- GOAL -
For the data below, report the number of lines that contain the string "interactions" and nothing else.

(Data records)
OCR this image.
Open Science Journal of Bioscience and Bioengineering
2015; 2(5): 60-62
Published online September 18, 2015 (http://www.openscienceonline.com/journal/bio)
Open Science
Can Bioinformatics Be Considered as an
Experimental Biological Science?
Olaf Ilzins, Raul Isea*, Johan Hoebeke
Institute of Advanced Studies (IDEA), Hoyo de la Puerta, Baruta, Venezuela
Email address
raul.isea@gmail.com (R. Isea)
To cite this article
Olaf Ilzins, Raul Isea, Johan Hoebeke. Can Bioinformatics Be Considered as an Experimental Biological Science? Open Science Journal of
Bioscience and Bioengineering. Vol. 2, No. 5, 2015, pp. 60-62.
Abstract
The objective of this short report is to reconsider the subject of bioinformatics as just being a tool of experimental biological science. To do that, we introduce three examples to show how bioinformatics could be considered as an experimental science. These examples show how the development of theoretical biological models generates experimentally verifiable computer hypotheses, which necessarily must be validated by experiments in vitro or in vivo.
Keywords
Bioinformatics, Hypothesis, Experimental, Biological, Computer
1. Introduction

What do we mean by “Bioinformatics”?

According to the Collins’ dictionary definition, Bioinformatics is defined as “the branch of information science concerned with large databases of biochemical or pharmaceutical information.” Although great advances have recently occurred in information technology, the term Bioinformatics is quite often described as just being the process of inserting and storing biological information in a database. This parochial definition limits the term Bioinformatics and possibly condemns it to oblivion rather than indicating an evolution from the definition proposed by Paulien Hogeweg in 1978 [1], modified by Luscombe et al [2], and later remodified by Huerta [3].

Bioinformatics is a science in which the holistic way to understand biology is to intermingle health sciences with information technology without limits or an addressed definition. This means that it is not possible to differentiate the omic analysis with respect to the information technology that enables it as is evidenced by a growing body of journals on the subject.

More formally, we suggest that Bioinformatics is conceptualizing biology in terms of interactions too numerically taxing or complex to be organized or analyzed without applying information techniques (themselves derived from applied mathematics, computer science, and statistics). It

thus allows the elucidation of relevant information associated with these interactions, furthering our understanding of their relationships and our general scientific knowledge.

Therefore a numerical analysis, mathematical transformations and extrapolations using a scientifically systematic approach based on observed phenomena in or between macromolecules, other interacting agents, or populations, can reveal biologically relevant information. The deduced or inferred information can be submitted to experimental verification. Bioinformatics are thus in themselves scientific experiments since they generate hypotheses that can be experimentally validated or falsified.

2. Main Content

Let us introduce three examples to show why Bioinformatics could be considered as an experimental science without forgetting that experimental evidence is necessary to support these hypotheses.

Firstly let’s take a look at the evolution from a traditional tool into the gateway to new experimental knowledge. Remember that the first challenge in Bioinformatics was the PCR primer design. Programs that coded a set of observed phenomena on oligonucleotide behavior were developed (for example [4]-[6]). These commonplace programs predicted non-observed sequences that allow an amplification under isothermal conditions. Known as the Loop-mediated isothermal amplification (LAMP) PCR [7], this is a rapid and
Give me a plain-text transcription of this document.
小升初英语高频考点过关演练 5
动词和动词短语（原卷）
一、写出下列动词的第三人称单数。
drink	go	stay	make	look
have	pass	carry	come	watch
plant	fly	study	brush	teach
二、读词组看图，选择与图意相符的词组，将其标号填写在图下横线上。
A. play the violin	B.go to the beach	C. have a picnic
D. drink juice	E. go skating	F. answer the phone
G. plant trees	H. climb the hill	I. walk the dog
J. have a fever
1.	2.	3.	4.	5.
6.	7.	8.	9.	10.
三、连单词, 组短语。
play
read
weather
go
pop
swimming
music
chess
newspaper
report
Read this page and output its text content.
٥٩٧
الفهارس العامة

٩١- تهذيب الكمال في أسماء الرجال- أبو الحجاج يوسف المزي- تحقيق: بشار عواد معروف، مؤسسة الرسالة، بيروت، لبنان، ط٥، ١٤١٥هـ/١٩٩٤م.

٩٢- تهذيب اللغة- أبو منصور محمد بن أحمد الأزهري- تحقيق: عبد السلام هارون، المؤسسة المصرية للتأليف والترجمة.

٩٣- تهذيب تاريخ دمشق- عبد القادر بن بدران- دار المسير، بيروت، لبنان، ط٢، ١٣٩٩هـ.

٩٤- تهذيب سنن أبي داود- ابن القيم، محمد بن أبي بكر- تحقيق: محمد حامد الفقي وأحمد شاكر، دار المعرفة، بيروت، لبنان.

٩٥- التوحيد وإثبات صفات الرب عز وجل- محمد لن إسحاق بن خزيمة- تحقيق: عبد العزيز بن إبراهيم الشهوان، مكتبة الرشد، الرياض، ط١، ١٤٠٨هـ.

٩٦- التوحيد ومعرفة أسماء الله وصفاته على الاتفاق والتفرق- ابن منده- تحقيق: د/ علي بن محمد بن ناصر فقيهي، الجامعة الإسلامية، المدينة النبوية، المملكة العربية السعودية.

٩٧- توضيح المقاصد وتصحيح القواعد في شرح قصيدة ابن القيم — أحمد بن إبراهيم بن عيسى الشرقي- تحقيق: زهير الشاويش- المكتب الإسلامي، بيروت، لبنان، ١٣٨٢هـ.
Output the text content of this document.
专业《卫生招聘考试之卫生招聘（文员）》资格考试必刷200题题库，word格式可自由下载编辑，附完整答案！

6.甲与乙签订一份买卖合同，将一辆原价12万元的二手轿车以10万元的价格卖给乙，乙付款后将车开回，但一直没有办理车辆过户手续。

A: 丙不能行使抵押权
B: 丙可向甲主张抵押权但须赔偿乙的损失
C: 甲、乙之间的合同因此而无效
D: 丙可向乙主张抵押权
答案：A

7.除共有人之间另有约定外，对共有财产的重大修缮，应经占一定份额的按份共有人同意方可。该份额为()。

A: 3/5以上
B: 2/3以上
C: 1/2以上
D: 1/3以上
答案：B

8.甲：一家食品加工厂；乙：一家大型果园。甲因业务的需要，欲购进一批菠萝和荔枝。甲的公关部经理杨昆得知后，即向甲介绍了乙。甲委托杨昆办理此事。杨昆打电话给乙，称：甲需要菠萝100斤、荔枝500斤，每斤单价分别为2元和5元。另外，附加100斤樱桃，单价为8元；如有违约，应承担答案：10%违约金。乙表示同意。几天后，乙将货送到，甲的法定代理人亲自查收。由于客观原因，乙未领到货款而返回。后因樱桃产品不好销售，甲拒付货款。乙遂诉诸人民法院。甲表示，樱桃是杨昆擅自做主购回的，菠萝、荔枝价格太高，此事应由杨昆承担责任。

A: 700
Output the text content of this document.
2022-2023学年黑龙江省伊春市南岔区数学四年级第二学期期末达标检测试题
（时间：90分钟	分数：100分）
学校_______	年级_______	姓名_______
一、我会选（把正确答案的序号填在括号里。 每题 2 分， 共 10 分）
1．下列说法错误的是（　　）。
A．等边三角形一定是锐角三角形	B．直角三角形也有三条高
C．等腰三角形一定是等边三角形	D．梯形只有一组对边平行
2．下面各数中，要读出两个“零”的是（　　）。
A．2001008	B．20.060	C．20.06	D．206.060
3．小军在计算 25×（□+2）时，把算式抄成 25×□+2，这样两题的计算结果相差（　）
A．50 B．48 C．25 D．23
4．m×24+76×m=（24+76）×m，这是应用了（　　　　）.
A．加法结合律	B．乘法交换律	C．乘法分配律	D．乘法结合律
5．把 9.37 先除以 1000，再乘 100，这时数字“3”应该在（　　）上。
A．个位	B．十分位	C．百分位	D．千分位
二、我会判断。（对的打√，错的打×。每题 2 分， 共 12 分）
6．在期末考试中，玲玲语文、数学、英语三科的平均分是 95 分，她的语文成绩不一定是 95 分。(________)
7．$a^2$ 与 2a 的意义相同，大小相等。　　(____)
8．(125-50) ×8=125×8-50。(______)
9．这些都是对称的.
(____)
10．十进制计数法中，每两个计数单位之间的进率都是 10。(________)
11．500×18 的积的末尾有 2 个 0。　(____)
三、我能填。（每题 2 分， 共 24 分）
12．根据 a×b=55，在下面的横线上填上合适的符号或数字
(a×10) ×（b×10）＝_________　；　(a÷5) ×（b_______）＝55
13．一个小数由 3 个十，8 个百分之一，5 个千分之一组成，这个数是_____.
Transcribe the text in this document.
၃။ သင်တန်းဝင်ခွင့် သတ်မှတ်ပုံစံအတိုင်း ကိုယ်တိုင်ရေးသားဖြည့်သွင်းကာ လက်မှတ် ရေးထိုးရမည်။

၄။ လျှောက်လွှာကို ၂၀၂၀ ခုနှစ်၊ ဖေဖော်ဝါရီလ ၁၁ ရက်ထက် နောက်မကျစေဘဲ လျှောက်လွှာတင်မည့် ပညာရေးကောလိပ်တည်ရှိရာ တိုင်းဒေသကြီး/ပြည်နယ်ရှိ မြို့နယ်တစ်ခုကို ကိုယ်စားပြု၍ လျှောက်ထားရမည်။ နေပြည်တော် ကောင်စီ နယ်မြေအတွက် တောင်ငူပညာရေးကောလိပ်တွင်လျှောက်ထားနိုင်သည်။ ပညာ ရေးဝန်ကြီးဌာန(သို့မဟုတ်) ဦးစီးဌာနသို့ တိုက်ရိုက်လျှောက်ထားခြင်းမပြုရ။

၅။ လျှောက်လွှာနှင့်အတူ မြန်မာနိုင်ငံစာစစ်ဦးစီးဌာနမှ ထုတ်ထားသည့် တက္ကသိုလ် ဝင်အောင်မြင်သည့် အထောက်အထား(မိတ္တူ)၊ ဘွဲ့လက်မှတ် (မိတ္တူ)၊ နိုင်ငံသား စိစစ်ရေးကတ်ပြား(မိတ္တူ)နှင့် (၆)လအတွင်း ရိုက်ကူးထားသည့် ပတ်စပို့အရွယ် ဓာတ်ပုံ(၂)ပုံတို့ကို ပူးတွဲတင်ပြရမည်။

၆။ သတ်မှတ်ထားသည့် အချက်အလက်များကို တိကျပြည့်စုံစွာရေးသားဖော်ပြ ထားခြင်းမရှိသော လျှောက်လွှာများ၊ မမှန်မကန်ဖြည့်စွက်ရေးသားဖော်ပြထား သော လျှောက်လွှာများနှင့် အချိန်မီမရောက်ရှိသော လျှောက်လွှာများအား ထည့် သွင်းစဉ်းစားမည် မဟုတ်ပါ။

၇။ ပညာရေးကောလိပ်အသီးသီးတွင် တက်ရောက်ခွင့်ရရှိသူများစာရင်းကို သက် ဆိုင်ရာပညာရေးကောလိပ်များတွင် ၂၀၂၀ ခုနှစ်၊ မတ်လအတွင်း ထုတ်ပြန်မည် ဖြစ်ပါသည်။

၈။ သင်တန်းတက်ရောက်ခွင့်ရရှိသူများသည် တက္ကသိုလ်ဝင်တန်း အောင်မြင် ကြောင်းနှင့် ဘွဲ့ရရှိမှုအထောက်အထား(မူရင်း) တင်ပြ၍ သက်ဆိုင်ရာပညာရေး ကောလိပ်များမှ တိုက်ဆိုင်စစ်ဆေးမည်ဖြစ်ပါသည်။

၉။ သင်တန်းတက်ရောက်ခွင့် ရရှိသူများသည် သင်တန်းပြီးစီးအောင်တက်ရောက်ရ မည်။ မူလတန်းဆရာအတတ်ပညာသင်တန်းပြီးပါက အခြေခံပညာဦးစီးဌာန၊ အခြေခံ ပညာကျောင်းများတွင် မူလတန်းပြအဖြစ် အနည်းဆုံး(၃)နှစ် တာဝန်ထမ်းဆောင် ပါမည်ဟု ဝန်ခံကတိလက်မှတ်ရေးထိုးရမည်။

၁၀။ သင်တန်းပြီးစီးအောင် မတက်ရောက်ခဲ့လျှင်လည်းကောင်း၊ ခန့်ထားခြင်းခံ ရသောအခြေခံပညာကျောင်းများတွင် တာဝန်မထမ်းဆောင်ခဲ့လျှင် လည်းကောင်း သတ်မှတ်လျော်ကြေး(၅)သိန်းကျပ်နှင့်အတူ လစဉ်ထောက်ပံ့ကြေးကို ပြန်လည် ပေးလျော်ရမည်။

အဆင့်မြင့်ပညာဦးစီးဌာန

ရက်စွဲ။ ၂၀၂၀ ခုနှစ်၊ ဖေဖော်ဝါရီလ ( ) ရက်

- WORKED ANSWER -
2